[Begin SUPPLIED DATA]

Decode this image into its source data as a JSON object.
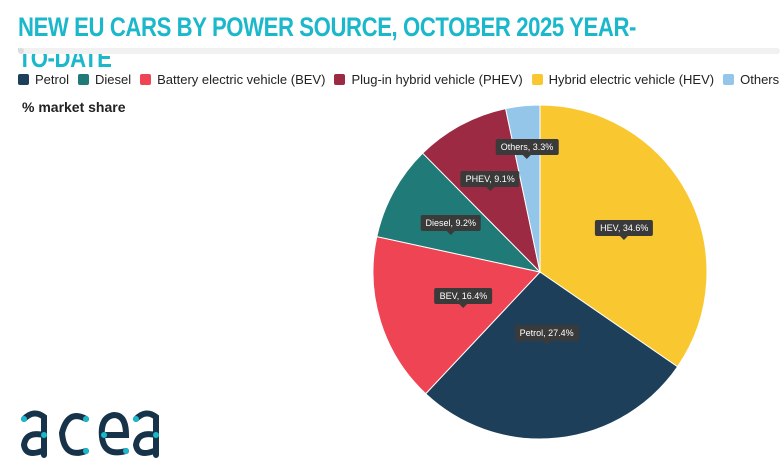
{
  "title": "NEW EU CARS BY POWER SOURCE, OCTOBER 2025 YEAR-TO-DATE",
  "logo_text": "acea",
  "chart_data": {
    "type": "pie",
    "title": "NEW EU CARS BY POWER SOURCE, OCTOBER 2025 YEAR-TO-DATE",
    "unit_label": "% market share",
    "legend_position": "top",
    "legend": [
      "Petrol",
      "Diesel",
      "Battery electric vehicle (BEV)",
      "Plug-in hybrid vehicle (PHEV)",
      "Hybrid electric vehicle (HEV)",
      "Others"
    ],
    "slices": [
      {
        "name": "HEV",
        "value": 34.6,
        "label": "HEV, 34.6%",
        "color": "#f9c831"
      },
      {
        "name": "Petrol",
        "value": 27.4,
        "label": "Petrol, 27.4%",
        "color": "#1d3f5a"
      },
      {
        "name": "BEV",
        "value": 16.4,
        "label": "BEV, 16.4%",
        "color": "#ee4454"
      },
      {
        "name": "Diesel",
        "value": 9.2,
        "label": "Diesel, 9.2%",
        "color": "#1f7a78"
      },
      {
        "name": "PHEV",
        "value": 9.1,
        "label": "PHEV, 9.1%",
        "color": "#9b2a42"
      },
      {
        "name": "Others",
        "value": 3.3,
        "label": "Others, 3.3%",
        "color": "#93c6e8"
      }
    ],
    "legend_colors": [
      "#1d3f5a",
      "#1f7a78",
      "#ee4454",
      "#9b2a42",
      "#f9c831",
      "#93c6e8"
    ]
  }
}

[End SUPPLIED DATA]

> [TASK REQUIREMENTS] Omit every picture, and otherwise quote the entries exactly.

> [SOLUTION TO THIS PROBLEM]
Decode this image into its source data as a JSON object.
{
  "title": "NEW EU CARS BY POWER SOURCE, OCTOBER 2025 YEAR-TO-DATE",
  "logo_text": "acea",
  "chart_data": {
    "type": "pie",
    "title": "NEW EU CARS BY POWER SOURCE, OCTOBER 2025 YEAR-TO-DATE",
    "unit_label": "% market share",
    "legend_position": "top",
    "legend": [
      "Petrol",
      "Diesel",
      "Battery electric vehicle (BEV)",
      "Plug-in hybrid vehicle (PHEV)",
      "Hybrid electric vehicle (HEV)",
      "Others"
    ],
    "slices": [
      {
        "name": "HEV",
        "value": 34.6,
        "label": "HEV, 34.6%",
        "color": "#f9c831"
      },
      {
        "name": "Petrol",
        "value": 27.4,
        "label": "Petrol, 27.4%",
        "color": "#1d3f5a"
      },
      {
        "name": "BEV",
        "value": 16.4,
        "label": "BEV, 16.4%",
        "color": "#ee4454"
      },
      {
        "name": "Diesel",
        "value": 9.2,
        "label": "Diesel, 9.2%",
        "color": "#1f7a78"
      },
      {
        "name": "PHEV",
        "value": 9.1,
        "label": "PHEV, 9.1%",
        "color": "#9b2a42"
      },
      {
        "name": "Others",
        "value": 3.3,
        "label": "Others, 3.3%",
        "color": "#93c6e8"
      }
    ],
    "legend_colors": [
      "#1d3f5a",
      "#1f7a78",
      "#ee4454",
      "#9b2a42",
      "#f9c831",
      "#93c6e8"
    ]
  }
}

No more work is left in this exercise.